:: SUPPLIED DATA ::

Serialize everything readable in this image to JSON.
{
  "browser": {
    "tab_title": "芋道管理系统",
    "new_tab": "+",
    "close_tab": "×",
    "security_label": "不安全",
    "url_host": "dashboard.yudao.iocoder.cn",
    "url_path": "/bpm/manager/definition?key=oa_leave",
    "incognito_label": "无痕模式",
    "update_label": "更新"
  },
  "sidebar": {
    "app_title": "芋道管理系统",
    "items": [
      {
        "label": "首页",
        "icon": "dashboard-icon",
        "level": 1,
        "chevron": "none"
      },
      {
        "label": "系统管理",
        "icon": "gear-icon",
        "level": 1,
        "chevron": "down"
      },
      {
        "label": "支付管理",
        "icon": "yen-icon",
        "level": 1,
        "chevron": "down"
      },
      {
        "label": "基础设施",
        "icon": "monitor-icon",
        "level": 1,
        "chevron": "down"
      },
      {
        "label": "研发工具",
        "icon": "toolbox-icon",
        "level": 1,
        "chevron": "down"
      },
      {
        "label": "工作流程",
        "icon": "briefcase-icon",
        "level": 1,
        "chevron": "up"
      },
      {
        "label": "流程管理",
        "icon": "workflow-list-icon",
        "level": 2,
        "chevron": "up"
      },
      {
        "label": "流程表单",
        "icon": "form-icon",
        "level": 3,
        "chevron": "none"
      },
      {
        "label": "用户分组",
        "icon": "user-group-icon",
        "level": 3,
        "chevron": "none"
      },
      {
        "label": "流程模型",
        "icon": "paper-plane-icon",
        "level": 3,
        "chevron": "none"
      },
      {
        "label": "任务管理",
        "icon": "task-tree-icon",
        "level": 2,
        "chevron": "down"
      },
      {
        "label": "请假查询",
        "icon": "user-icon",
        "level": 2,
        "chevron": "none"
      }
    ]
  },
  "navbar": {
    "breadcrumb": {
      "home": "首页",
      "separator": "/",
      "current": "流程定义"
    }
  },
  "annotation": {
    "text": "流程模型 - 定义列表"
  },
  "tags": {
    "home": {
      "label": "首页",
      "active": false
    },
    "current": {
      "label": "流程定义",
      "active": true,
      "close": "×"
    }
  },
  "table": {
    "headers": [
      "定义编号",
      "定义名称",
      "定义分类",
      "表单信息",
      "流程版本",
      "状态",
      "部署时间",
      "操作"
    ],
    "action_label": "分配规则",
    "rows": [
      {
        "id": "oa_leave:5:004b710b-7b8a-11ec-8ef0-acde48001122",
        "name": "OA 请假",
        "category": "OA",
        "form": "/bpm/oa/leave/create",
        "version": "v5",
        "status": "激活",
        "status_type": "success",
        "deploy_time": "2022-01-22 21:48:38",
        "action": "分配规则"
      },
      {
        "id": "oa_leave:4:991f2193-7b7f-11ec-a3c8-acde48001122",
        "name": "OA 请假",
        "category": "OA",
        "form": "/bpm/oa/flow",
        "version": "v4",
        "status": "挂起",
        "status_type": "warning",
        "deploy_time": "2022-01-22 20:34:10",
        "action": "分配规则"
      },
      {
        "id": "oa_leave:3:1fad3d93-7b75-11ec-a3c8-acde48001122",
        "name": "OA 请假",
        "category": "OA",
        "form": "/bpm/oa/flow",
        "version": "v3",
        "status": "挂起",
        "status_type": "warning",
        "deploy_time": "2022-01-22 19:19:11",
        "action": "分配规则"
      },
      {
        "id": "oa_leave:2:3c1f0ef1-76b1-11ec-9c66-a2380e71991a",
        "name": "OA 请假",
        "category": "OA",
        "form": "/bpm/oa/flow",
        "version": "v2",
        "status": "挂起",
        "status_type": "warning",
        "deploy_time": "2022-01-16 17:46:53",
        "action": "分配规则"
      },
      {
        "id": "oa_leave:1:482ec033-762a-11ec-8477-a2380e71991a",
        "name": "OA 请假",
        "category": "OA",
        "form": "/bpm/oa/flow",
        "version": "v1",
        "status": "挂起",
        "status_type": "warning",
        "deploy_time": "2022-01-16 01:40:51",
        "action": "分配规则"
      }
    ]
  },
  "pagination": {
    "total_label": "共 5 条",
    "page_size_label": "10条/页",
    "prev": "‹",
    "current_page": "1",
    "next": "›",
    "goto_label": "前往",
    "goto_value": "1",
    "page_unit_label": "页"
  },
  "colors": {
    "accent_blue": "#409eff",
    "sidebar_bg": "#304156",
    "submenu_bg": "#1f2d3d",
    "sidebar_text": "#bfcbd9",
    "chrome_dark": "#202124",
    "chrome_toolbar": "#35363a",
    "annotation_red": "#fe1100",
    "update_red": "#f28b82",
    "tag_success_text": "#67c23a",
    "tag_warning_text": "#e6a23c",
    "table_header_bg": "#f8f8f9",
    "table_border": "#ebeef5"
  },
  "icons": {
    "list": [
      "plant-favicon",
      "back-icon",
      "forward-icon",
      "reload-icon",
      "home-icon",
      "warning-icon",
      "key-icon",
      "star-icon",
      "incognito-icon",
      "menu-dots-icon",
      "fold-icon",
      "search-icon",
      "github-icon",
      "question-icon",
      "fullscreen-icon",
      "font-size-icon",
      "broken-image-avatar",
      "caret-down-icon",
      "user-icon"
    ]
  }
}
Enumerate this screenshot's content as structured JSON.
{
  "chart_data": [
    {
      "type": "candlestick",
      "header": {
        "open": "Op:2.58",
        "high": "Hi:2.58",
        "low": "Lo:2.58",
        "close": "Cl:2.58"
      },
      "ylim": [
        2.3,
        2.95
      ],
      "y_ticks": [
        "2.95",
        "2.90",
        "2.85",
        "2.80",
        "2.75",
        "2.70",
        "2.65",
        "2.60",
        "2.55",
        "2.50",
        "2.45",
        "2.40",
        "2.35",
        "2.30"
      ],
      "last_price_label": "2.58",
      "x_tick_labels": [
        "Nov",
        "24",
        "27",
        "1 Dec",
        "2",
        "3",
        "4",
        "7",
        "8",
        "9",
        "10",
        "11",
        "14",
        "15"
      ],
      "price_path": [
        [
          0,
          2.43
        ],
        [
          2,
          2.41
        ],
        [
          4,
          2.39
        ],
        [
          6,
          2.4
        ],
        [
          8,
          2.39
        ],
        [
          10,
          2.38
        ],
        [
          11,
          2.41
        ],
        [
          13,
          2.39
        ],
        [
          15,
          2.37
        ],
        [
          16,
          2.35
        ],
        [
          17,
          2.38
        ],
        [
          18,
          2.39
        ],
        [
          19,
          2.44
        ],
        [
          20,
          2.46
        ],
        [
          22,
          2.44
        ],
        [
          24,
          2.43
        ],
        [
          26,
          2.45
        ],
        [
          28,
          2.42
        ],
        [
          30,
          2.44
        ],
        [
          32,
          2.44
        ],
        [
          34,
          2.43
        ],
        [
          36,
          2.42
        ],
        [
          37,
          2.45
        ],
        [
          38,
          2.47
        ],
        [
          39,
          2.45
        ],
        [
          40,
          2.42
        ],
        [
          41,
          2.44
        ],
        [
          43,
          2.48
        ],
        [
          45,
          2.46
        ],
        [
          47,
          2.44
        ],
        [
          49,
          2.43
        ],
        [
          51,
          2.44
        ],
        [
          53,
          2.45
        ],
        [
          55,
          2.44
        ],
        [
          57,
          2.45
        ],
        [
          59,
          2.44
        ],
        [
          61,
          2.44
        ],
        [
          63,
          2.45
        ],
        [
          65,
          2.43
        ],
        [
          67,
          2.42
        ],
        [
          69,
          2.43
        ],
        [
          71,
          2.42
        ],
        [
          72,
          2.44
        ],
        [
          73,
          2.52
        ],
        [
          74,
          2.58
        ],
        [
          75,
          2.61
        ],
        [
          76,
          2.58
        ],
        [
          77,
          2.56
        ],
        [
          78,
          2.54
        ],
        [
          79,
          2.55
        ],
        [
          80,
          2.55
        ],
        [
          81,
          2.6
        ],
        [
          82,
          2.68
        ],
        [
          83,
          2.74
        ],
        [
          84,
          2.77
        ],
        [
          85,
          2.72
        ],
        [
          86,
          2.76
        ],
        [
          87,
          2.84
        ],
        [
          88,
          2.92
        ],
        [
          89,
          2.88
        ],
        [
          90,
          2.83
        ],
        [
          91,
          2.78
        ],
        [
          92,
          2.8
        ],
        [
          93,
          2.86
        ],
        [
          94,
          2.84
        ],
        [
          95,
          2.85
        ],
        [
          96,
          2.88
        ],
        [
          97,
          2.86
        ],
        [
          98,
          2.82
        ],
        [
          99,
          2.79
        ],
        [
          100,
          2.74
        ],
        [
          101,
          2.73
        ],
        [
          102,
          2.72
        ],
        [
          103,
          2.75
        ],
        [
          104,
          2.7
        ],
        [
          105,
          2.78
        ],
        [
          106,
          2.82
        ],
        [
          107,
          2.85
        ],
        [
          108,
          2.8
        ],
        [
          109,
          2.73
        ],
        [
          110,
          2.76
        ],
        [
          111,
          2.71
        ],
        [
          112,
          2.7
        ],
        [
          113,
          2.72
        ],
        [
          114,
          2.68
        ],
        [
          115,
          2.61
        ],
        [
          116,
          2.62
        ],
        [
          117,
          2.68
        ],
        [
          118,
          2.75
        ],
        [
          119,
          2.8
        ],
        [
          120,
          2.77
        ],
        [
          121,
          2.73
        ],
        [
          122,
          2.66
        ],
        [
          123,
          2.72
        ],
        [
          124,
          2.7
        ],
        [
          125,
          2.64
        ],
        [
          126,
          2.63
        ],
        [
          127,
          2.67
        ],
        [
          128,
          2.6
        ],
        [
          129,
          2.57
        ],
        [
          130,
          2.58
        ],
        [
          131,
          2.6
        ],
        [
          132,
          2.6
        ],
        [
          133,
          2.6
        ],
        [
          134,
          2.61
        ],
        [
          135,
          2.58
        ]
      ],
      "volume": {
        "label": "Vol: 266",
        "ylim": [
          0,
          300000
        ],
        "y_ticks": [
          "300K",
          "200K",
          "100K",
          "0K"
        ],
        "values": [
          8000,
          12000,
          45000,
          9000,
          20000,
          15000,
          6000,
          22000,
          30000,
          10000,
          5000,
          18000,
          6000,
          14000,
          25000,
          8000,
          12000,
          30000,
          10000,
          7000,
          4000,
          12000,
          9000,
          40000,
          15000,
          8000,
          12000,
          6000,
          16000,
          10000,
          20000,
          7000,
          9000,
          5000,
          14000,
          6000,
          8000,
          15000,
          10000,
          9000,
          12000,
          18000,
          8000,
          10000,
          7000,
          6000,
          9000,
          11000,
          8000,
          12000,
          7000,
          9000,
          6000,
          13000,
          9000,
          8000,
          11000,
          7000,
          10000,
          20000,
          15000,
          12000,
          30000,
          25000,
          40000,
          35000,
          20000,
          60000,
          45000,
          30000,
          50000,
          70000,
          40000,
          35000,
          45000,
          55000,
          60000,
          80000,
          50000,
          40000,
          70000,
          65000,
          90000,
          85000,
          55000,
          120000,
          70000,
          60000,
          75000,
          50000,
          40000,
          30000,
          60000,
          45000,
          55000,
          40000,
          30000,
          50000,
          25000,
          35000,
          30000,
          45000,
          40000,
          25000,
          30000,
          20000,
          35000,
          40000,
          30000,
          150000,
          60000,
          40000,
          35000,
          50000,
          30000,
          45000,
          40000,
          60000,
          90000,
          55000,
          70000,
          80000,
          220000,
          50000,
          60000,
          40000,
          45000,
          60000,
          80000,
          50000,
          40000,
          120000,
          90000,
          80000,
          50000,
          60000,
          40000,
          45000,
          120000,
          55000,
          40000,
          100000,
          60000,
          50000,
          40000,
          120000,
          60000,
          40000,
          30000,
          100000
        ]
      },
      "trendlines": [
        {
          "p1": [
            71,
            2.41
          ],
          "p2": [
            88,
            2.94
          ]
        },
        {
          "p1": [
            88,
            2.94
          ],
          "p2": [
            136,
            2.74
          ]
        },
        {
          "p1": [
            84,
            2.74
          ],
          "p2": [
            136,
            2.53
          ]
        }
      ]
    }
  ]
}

:::

■ WHAT IS BEING ASKED:
Show the lines of the records that include the string "user".

■ RESPONSE TO THIS TASK:
        "icon": "user-group-icon",
        "icon": "user-icon",
      "user-icon"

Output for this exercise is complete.